= TASK REQUIREMENTS =
Your task is to copy every record exactly.

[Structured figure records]

• • •

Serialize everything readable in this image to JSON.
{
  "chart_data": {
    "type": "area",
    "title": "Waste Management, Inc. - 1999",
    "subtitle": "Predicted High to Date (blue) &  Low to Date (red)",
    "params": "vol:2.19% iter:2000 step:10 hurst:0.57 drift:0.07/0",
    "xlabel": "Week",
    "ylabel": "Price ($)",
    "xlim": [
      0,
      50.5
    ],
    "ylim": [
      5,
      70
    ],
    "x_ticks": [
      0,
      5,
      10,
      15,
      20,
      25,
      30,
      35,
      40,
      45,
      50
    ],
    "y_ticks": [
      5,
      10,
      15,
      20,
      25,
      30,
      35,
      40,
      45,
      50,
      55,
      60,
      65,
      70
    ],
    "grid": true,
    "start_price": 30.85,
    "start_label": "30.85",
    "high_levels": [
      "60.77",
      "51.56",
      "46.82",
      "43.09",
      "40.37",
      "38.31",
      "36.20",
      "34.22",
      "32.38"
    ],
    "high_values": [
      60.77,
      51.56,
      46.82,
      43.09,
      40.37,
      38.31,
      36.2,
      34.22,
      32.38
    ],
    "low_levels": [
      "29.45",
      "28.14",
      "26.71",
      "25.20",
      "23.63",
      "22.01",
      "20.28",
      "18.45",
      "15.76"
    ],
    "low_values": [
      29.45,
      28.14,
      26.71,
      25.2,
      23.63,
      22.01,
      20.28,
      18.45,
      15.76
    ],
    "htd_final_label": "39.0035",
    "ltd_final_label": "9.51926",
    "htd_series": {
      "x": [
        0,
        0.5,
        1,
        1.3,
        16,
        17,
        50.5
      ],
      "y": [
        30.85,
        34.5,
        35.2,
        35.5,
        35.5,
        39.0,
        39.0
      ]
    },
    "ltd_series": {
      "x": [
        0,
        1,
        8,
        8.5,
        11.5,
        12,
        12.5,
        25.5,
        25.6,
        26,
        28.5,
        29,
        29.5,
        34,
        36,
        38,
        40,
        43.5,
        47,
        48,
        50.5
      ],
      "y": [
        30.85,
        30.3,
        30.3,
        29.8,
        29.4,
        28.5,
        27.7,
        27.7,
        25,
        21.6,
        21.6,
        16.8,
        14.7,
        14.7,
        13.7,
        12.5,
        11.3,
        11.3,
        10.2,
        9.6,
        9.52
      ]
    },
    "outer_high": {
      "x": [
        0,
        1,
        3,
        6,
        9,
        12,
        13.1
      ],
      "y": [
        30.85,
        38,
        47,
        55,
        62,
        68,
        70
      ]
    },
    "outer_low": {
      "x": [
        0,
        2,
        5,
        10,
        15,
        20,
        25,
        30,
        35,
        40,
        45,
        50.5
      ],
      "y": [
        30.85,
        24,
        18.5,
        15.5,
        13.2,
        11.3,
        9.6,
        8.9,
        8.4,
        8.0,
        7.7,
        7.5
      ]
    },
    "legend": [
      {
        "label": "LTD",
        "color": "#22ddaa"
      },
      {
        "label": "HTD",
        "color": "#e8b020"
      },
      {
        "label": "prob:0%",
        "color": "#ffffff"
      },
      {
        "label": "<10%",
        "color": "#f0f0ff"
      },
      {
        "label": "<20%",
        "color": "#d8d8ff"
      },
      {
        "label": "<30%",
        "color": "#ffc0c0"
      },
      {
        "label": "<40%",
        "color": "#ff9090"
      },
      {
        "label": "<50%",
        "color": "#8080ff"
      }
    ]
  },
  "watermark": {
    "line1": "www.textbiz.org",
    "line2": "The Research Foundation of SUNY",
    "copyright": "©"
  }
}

• • •

= REPLY =
Serialize everything readable in this image to JSON.
{
  "chart_data": {
    "type": "area",
    "title": "Waste Management, Inc. - 1999",
    "subtitle": "Predicted High to Date (blue) &  Low to Date (red)",
    "params": "vol:2.19% iter:2000 step:10 hurst:0.57 drift:0.07/0",
    "xlabel": "Week",
    "ylabel": "Price ($)",
    "xlim": [
      0,
      50.5
    ],
    "ylim": [
      5,
      70
    ],
    "x_ticks": [
      0,
      5,
      10,
      15,
      20,
      25,
      30,
      35,
      40,
      45,
      50
    ],
    "y_ticks": [
      5,
      10,
      15,
      20,
      25,
      30,
      35,
      40,
      45,
      50,
      55,
      60,
      65,
      70
    ],
    "grid": true,
    "start_price": 30.85,
    "start_label": "30.85",
    "high_levels": [
      "60.77",
      "51.56",
      "46.82",
      "43.09",
      "40.37",
      "38.31",
      "36.20",
      "34.22",
      "32.38"
    ],
    "high_values": [
      60.77,
      51.56,
      46.82,
      43.09,
      40.37,
      38.31,
      36.2,
      34.22,
      32.38
    ],
    "low_levels": [
      "29.45",
      "28.14",
      "26.71",
      "25.20",
      "23.63",
      "22.01",
      "20.28",
      "18.45",
      "15.76"
    ],
    "low_values": [
      29.45,
      28.14,
      26.71,
      25.2,
      23.63,
      22.01,
      20.28,
      18.45,
      15.76
    ],
    "htd_final_label": "39.0035",
    "ltd_final_label": "9.51926",
    "htd_series": {
      "x": [
        0,
        0.5,
        1,
        1.3,
        16,
        17,
        50.5
      ],
      "y": [
        30.85,
        34.5,
        35.2,
        35.5,
        35.5,
        39.0,
        39.0
      ]
    },
    "ltd_series": {
      "x": [
        0,
        1,
        8,
        8.5,
        11.5,
        12,
        12.5,
        25.5,
        25.6,
        26,
        28.5,
        29,
        29.5,
        34,
        36,
        38,
        40,
        43.5,
        47,
        48,
        50.5
      ],
      "y": [
        30.85,
        30.3,
        30.3,
        29.8,
        29.4,
        28.5,
        27.7,
        27.7,
        25,
        21.6,
        21.6,
        16.8,
        14.7,
        14.7,
        13.7,
        12.5,
        11.3,
        11.3,
        10.2,
        9.6,
        9.52
      ]
    },
    "outer_high": {
      "x": [
        0,
        1,
        3,
        6,
        9,
        12,
        13.1
      ],
      "y": [
        30.85,
        38,
        47,
        55,
        62,
        68,
        70
      ]
    },
    "outer_low": {
      "x": [
        0,
        2,
        5,
        10,
        15,
        20,
        25,
        30,
        35,
        40,
        45,
        50.5
      ],
      "y": [
        30.85,
        24,
        18.5,
        15.5,
        13.2,
        11.3,
        9.6,
        8.9,
        8.4,
        8.0,
        7.7,
        7.5
      ]
    },
    "legend": [
      {
        "label": "LTD",
        "color": "#22ddaa"
      },
      {
        "label": "HTD",
        "color": "#e8b020"
      },
      {
        "label": "prob:0%",
        "color": "#ffffff"
      },
      {
        "label": "<10%",
        "color": "#f0f0ff"
      },
      {
        "label": "<20%",
        "color": "#d8d8ff"
      },
      {
        "label": "<30%",
        "color": "#ffc0c0"
      },
      {
        "label": "<40%",
        "color": "#ff9090"
      },
      {
        "label": "<50%",
        "color": "#8080ff"
      }
    ]
  },
  "watermark": {
    "line1": "www.textbiz.org",
    "line2": "The Research Foundation of SUNY",
    "copyright": "©"
  }
}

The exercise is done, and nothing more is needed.